Records from a dataset:
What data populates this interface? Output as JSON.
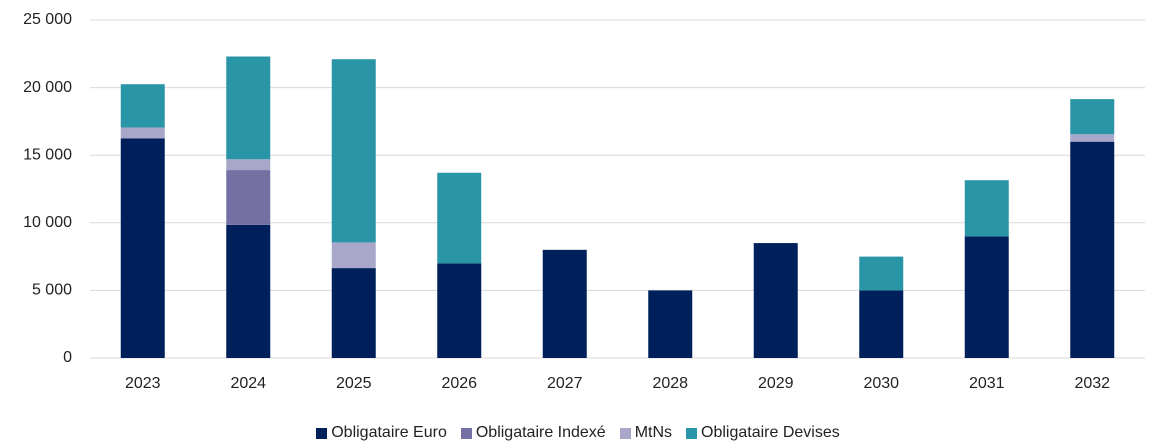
{
  "chart_data": {
    "type": "stacked_bar",
    "categories": [
      "2023",
      "2024",
      "2025",
      "2026",
      "2027",
      "2028",
      "2029",
      "2030",
      "2031",
      "2032"
    ],
    "series": [
      {
        "name": "Obligataire Euro",
        "color": "#00205b",
        "values": [
          16250,
          9850,
          6650,
          7000,
          8000,
          5000,
          8500,
          5000,
          9000,
          16000
        ]
      },
      {
        "name": "Obligataire Indexé",
        "color": "#7570a3",
        "values": [
          0,
          4050,
          0,
          0,
          0,
          0,
          0,
          0,
          0,
          0
        ]
      },
      {
        "name": "MtNs",
        "color": "#a9a7c9",
        "values": [
          800,
          800,
          1900,
          0,
          0,
          0,
          0,
          0,
          0,
          550
        ]
      },
      {
        "name": "Obligataire Devises",
        "color": "#2a95a6",
        "values": [
          3200,
          7600,
          13550,
          6700,
          0,
          0,
          0,
          2500,
          4150,
          2600
        ]
      }
    ],
    "ylim": [
      0,
      25000
    ],
    "yticks": [
      0,
      {
        "value": 5000,
        "label": "5 000"
      },
      {
        "value": 10000,
        "label": "10 000"
      },
      {
        "value": 15000,
        "label": "15 000"
      },
      {
        "value": 20000,
        "label": "20 000"
      },
      {
        "value": 25000,
        "label": "25 000"
      }
    ],
    "grid": true,
    "legend": "bottom"
  }
}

*Task brief*
Go over the data above and copy every line that has the word "Obligataire" in it.

*The output*
        "name": "Obligataire Euro",
        "name": "Obligataire Indexé",
        "name": "Obligataire Devises",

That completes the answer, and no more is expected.